(WHAT NEEDS TO BE DONE): Return each entry exactly, with none missing.

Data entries
________________

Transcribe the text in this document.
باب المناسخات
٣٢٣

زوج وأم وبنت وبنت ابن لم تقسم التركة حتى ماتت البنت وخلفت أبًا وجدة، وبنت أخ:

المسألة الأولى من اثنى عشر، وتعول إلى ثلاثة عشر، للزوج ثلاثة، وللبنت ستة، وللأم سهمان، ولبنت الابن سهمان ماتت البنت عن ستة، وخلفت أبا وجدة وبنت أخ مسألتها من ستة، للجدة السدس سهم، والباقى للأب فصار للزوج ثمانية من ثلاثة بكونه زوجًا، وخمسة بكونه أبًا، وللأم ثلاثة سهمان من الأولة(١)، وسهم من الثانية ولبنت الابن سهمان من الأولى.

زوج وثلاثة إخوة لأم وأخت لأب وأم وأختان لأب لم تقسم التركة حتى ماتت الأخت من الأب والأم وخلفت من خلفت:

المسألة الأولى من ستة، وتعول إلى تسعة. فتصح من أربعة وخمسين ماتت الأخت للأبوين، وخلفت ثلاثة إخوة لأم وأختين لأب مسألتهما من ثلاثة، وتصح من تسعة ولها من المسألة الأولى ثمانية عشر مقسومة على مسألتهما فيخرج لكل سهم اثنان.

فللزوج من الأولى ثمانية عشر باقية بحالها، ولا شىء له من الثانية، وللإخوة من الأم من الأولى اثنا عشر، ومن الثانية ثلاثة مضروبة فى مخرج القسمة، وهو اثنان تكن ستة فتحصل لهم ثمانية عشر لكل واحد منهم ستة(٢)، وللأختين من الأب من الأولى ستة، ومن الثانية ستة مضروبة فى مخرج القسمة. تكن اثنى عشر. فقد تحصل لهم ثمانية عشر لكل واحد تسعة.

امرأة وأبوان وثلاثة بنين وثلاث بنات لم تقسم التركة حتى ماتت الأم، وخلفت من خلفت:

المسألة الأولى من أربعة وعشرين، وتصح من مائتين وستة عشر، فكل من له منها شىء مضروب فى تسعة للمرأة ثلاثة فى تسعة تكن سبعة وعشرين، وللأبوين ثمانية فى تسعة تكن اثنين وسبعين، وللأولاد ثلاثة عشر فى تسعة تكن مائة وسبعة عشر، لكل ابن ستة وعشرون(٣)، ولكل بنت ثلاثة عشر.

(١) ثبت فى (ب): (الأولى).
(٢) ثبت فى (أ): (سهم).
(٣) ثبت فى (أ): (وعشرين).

________________

(TASK RESPONSE):
Transcribe the text in this document.
باب المناسخات
٣٢٣

زوج وأم وبنت وبنت ابن لم تقسم التركة حتى ماتت البنت وخلفت أبًا وجدة، وبنت أخ:

المسألة الأولى من اثنى عشر، وتعول إلى ثلاثة عشر، للزوج ثلاثة، وللبنت ستة، وللأم سهمان، ولبنت الابن سهمان ماتت البنت عن ستة، وخلفت أبا وجدة وبنت أخ مسألتها من ستة، للجدة السدس سهم، والباقى للأب فصار للزوج ثمانية من ثلاثة بكونه زوجًا، وخمسة بكونه أبًا، وللأم ثلاثة سهمان من الأولة(١)، وسهم من الثانية ولبنت الابن سهمان من الأولى.

زوج وثلاثة إخوة لأم وأخت لأب وأم وأختان لأب لم تقسم التركة حتى ماتت الأخت من الأب والأم وخلفت من خلفت:

المسألة الأولى من ستة، وتعول إلى تسعة. فتصح من أربعة وخمسين ماتت الأخت للأبوين، وخلفت ثلاثة إخوة لأم وأختين لأب مسألتهما من ثلاثة، وتصح من تسعة ولها من المسألة الأولى ثمانية عشر مقسومة على مسألتهما فيخرج لكل سهم اثنان.

فللزوج من الأولى ثمانية عشر باقية بحالها، ولا شىء له من الثانية، وللإخوة من الأم من الأولى اثنا عشر، ومن الثانية ثلاثة مضروبة فى مخرج القسمة، وهو اثنان تكن ستة فتحصل لهم ثمانية عشر لكل واحد منهم ستة(٢)، وللأختين من الأب من الأولى ستة، ومن الثانية ستة مضروبة فى مخرج القسمة. تكن اثنى عشر. فقد تحصل لهم ثمانية عشر لكل واحد تسعة.

امرأة وأبوان وثلاثة بنين وثلاث بنات لم تقسم التركة حتى ماتت الأم، وخلفت من خلفت:

المسألة الأولى من أربعة وعشرين، وتصح من مائتين وستة عشر، فكل من له منها شىء مضروب فى تسعة للمرأة ثلاثة فى تسعة تكن سبعة وعشرين، وللأبوين ثمانية فى تسعة تكن اثنين وسبعين، وللأولاد ثلاثة عشر فى تسعة تكن مائة وسبعة عشر، لكل ابن ستة وعشرون(٣)، ولكل بنت ثلاثة عشر.

(١) ثبت فى (ب): (الأولى).
(٢) ثبت فى (أ): (سهم).
(٣) ثبت فى (أ): (وعشرين).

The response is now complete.